• _任务要求_
1 > 把对话机器人一文从"此次作业首先希望大家能够读懂"起、到"is_variable('?ddd?')"为止（含这一句）的部分重写一遍，其中将"占位符"换成"占位标记"。
2 > 照录记录中从第一行起、到含有"folder-item[interactable]: ▶ Lesson04"的那一行为止（含该行）的各行，只写这些行。

• _文本摘录_
##  基于模式匹配的对话机器人实现

### Pattern Match

机器能否实现对话，这个长久以来是衡量机器人是否具有智能的一个重要标志。 Alan Turing早在其文中就提出过一个测试机器智能程度的方法，该方法主要是考察人类是否能够通过对话内容区分对方是机器人还是真正的人类，如果人类无法区分，我们就称之为具有”智能“。而这个测试，后来被大家叫做”图灵测试“，之后也被翻拍成了一步著名电影，叫做《模拟游戏》。 



既然图灵当年以此作为机器是否具备智能的标志，这项任务肯定是复杂的。自从 1960s 开始，诸多科学家就希望从各个方面来解决这个问题，直到如今，都只能解决一部分问题。 目前对话机器人的建立方法有很多，今天的作业中，我们为大家提供一共快速的基于模板的对话机器人配置方式。

此次作业首先希望大家能够读懂这段程序的代码，其次，在此基于我们提供的代码，**能够把它改造成汉语版本，实现对话效果。** 

为了实现模板的判断和定义，我们需要定义一个特殊的符号类型，这个符号类型就叫做"variable"， 这个"variable"用来表示是一个占位符。例如，定义一个目标: "I want X"， 我们可以表示成 "I want ?X", 意思就是?X是一个用来占位的符号。

如果输入了"I want holiday"， 在这里 'holiday' 就是 '?X'

In [1]:
def is_variable(pat):
    return pat.startswith('?') and all(s.isalpha() for s in pat[1:])
    

In [2]:
is_variable('?ddd?')

False

In [3]:
def pat_match(pat,saying):
    if is_variable(pat[0]):
        return True
    elif pat[0]!=saying[0]:
        return False
    else:
        return pat_match(pat[1:],saying[1:])

In [4]:
pat_match('I come from ?x'.split(),'I come from shanghai'.split())

True

In [5]:
pat_match('I comed from ?x'.split(),'I is comed from is shanghai'.split())

False

### 获得匹配的变量

以上的函数能够判断两个 pattern 是不是相符，但是我们更加希望的是获得每个variable对应的是什么值。

来自数据源的条目

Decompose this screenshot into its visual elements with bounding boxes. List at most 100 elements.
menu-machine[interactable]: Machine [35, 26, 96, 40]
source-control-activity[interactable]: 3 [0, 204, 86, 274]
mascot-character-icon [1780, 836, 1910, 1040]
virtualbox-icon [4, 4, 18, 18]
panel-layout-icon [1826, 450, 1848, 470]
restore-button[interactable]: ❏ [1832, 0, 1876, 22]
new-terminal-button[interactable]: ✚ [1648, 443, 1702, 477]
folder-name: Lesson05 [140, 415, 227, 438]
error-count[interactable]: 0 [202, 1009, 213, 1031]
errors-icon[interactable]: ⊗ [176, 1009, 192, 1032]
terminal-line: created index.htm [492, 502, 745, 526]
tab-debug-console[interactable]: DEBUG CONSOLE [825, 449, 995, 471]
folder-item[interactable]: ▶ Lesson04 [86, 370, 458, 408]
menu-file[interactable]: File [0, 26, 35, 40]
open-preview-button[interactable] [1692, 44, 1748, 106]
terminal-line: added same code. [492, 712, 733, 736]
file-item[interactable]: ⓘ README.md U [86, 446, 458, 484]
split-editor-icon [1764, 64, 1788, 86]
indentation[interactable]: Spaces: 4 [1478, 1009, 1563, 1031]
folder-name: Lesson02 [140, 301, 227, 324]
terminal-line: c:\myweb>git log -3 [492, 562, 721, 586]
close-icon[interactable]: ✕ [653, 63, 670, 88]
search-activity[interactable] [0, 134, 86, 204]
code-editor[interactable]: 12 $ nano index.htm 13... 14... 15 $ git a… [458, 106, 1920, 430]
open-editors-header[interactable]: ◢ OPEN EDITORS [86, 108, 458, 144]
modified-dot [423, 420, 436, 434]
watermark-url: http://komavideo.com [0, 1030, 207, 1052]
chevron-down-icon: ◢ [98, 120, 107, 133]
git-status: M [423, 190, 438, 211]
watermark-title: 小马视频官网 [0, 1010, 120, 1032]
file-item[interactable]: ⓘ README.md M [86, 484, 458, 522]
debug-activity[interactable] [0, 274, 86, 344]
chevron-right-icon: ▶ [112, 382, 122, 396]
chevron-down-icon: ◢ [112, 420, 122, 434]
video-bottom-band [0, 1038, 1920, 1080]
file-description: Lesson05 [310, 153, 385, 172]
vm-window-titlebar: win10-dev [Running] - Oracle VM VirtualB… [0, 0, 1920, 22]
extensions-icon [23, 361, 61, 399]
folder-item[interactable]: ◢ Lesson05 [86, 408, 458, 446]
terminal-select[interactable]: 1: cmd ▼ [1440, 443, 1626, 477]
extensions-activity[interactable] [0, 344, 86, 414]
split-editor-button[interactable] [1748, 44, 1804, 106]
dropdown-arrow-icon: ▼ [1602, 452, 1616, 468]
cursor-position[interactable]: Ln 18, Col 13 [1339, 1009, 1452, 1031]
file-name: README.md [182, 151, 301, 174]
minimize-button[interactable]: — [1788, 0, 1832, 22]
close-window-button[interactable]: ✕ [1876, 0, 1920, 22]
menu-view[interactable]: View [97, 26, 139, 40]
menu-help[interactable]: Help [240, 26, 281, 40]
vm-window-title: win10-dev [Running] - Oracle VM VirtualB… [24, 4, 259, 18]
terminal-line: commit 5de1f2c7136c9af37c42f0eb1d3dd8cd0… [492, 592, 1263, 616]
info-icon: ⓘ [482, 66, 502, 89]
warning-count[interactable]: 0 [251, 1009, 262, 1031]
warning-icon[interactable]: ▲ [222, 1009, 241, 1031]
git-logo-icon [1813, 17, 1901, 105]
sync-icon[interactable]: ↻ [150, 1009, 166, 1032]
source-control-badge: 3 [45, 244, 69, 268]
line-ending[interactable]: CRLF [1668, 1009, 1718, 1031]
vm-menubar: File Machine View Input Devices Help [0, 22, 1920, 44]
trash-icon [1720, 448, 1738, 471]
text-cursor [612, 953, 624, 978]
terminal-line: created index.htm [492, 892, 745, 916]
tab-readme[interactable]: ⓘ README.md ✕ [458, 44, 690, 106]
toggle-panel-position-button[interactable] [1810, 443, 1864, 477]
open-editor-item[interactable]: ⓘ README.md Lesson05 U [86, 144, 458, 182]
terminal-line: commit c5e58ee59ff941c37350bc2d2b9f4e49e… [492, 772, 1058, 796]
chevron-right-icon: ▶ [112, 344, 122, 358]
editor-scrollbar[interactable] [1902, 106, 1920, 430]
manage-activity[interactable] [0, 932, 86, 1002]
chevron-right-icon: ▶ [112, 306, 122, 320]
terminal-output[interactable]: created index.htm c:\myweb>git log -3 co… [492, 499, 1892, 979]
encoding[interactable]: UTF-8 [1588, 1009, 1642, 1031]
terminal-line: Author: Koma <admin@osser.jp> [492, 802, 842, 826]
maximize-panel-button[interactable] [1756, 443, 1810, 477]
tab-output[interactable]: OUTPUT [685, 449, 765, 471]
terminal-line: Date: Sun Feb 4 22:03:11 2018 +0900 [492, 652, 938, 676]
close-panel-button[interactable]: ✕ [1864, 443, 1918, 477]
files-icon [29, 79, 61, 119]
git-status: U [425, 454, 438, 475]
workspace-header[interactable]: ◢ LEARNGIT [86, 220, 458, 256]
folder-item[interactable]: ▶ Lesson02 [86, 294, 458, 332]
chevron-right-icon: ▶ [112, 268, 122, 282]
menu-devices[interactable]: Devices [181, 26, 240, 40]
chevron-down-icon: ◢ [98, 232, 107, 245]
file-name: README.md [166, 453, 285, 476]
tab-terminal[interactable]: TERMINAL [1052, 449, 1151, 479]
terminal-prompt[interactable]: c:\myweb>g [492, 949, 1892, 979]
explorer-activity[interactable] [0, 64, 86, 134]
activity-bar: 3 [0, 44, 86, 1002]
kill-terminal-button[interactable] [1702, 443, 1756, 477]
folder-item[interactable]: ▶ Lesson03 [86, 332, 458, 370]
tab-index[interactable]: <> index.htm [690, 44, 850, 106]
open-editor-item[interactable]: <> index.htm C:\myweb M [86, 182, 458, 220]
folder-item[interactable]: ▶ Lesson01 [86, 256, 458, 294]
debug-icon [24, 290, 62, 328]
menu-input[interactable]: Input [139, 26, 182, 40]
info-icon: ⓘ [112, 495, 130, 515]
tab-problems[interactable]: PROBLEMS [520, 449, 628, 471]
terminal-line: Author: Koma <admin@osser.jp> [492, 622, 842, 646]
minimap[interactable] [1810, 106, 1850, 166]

• _回答内容_
1 >
此次作业首先希望大家能够读懂这段程序的代码，其次，在此基于我们提供的代码，**能够把它改造成汉语版本，实现对话效果。** 

为了实现模板的判断和定义，我们需要定义一个特殊的符号类型，这个符号类型就叫做"variable"， 这个"variable"用来表示是一个占位标记。例如，定义一个目标: "I want X"， 我们可以表示成 "I want ?X", 意思就是?X是一个用来占位的符号。

如果输入了"I want holiday"， 在这里 'holiday' 就是 '?X'

In [1]:
def is_variable(pat):
    return pat.startswith('?') and all(s.isalpha() for s in pat[1:])
    

In [2]:
is_variable('?ddd?')

2 >
Decompose this screenshot into its visual elements with bounding boxes. List at most 100 elements.
menu-machine[interactable]: Machine [35, 26, 96, 40]
source-control-activity[interactable]: 3 [0, 204, 86, 274]
mascot-character-icon [1780, 836, 1910, 1040]
virtualbox-icon [4, 4, 18, 18]
panel-layout-icon [1826, 450, 1848, 470]
restore-button[interactable]: ❏ [1832, 0, 1876, 22]
new-terminal-button[interactable]: ✚ [1648, 443, 1702, 477]
folder-name: Lesson05 [140, 415, 227, 438]
error-count[interactable]: 0 [202, 1009, 213, 1031]
errors-icon[interactable]: ⊗ [176, 1009, 192, 1032]
terminal-line: created index.htm [492, 502, 745, 526]
tab-debug-console[interactable]: DEBUG CONSOLE [825, 449, 995, 471]
folder-item[interactable]: ▶ Lesson04 [86, 370, 458, 408]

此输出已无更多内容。